## start Record list
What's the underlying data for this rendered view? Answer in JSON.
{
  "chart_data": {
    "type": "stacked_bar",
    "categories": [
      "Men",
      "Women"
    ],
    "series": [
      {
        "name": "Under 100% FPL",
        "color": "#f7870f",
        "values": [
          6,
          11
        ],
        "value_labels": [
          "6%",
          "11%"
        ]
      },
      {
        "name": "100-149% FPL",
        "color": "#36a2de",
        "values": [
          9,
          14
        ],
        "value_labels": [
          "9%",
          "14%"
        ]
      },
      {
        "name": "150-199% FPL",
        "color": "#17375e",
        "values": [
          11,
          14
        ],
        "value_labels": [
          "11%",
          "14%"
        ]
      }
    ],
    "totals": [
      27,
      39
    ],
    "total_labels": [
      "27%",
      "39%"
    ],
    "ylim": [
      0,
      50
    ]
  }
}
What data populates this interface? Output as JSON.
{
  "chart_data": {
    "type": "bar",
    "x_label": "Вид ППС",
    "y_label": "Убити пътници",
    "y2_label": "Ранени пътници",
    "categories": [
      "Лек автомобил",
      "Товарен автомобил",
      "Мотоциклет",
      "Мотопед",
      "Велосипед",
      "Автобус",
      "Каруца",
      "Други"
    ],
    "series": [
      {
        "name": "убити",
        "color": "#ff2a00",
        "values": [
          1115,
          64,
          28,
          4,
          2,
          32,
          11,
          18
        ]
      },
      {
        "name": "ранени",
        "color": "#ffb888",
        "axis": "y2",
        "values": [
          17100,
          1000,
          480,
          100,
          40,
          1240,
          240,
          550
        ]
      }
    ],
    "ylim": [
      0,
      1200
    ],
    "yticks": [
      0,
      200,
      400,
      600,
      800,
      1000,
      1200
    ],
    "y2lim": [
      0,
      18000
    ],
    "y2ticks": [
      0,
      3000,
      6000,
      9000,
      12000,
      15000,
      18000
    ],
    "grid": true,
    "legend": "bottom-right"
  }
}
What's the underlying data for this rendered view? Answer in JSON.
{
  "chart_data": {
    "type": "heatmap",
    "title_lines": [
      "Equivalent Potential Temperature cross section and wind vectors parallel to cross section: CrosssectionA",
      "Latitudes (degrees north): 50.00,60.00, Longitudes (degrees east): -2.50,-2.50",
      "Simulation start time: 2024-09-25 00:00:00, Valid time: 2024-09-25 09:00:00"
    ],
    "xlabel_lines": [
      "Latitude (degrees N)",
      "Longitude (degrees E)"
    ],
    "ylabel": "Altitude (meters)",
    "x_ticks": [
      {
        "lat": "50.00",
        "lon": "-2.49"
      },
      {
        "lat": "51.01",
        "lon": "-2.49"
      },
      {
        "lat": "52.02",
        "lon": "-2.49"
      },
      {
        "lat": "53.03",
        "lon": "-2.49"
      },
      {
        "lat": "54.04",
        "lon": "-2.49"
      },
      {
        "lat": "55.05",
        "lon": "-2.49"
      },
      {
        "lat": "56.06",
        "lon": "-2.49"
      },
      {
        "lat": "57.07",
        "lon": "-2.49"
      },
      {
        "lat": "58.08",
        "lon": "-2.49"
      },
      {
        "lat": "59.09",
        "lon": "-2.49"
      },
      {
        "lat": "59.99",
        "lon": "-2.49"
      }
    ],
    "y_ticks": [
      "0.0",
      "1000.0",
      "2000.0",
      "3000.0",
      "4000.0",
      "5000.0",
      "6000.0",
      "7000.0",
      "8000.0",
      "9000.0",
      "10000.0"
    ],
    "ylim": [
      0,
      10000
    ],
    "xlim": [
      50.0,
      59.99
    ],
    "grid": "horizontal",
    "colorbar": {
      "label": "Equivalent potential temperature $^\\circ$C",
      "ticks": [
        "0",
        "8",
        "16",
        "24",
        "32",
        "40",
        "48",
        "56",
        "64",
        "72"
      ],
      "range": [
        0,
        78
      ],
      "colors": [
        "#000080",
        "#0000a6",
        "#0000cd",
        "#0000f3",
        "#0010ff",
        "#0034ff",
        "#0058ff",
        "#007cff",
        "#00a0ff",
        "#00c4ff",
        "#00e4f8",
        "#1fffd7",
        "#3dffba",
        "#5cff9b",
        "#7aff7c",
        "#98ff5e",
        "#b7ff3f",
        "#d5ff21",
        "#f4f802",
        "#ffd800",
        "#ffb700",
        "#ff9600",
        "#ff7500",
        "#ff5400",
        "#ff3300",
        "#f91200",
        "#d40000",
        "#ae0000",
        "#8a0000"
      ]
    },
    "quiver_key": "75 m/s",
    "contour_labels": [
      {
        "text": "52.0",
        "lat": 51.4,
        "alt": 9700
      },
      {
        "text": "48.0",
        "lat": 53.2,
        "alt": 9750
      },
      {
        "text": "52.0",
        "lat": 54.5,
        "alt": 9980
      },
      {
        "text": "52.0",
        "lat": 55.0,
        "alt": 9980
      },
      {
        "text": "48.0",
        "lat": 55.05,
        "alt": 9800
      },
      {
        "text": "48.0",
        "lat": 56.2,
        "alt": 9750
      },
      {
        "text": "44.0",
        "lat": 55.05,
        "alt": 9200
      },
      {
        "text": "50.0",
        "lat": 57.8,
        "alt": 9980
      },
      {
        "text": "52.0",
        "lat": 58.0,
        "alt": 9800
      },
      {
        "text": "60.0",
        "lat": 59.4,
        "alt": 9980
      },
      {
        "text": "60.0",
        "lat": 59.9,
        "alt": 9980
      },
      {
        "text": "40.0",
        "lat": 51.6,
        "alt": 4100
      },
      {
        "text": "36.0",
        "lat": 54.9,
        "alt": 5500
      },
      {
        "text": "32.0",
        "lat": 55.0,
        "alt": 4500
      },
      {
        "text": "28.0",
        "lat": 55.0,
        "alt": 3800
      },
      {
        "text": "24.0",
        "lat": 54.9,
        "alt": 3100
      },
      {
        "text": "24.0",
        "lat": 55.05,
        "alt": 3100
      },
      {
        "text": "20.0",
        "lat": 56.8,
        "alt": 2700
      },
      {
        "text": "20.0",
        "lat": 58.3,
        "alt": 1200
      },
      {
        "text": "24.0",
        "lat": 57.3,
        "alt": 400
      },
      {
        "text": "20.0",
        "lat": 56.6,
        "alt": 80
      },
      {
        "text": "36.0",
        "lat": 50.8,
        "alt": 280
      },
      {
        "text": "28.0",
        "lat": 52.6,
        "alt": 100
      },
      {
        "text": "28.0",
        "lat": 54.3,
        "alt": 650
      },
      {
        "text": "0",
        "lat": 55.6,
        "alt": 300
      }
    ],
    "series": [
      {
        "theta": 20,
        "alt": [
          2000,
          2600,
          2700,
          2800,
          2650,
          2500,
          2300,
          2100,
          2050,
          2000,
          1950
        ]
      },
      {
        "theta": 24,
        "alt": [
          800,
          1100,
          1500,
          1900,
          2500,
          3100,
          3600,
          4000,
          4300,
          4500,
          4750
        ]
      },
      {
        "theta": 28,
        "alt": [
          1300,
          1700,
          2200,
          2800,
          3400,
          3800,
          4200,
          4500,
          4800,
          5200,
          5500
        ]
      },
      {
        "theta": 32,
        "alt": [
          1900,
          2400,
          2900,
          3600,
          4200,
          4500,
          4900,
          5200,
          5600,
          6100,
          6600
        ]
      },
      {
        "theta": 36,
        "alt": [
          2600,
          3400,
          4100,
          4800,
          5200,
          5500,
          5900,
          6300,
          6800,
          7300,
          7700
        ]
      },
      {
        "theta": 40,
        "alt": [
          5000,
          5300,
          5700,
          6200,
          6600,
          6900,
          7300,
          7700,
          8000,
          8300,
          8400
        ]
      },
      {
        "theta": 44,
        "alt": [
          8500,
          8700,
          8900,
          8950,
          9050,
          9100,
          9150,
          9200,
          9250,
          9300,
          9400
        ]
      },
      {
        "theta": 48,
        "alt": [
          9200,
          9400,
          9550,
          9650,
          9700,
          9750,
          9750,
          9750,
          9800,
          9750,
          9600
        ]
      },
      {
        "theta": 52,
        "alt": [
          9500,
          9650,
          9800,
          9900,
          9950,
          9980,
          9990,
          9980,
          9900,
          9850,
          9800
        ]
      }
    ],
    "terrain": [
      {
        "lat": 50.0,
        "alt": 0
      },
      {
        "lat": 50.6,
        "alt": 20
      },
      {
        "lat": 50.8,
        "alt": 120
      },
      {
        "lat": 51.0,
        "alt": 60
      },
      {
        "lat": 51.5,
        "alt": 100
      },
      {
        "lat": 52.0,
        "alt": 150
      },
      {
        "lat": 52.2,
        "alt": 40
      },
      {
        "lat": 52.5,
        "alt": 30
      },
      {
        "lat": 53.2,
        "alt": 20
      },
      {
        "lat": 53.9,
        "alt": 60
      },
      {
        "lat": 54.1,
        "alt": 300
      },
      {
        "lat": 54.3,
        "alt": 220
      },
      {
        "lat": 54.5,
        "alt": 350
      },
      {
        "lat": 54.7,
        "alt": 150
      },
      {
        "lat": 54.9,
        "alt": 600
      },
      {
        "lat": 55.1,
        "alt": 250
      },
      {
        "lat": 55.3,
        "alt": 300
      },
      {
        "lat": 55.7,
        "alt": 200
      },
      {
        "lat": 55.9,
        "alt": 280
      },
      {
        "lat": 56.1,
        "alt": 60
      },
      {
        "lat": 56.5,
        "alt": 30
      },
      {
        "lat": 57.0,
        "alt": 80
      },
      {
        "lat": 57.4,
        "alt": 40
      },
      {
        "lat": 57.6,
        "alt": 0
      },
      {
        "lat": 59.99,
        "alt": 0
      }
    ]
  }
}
## end Record list
Task brief: Find every line above that contains the word "degrees", and return each one.

Task result:
      "Latitudes (degrees north): 50.00,60.00, Longitudes (degrees east): -2.50,-2.50",
      "Latitude (degrees N)",
      "Longitude (degrees E)"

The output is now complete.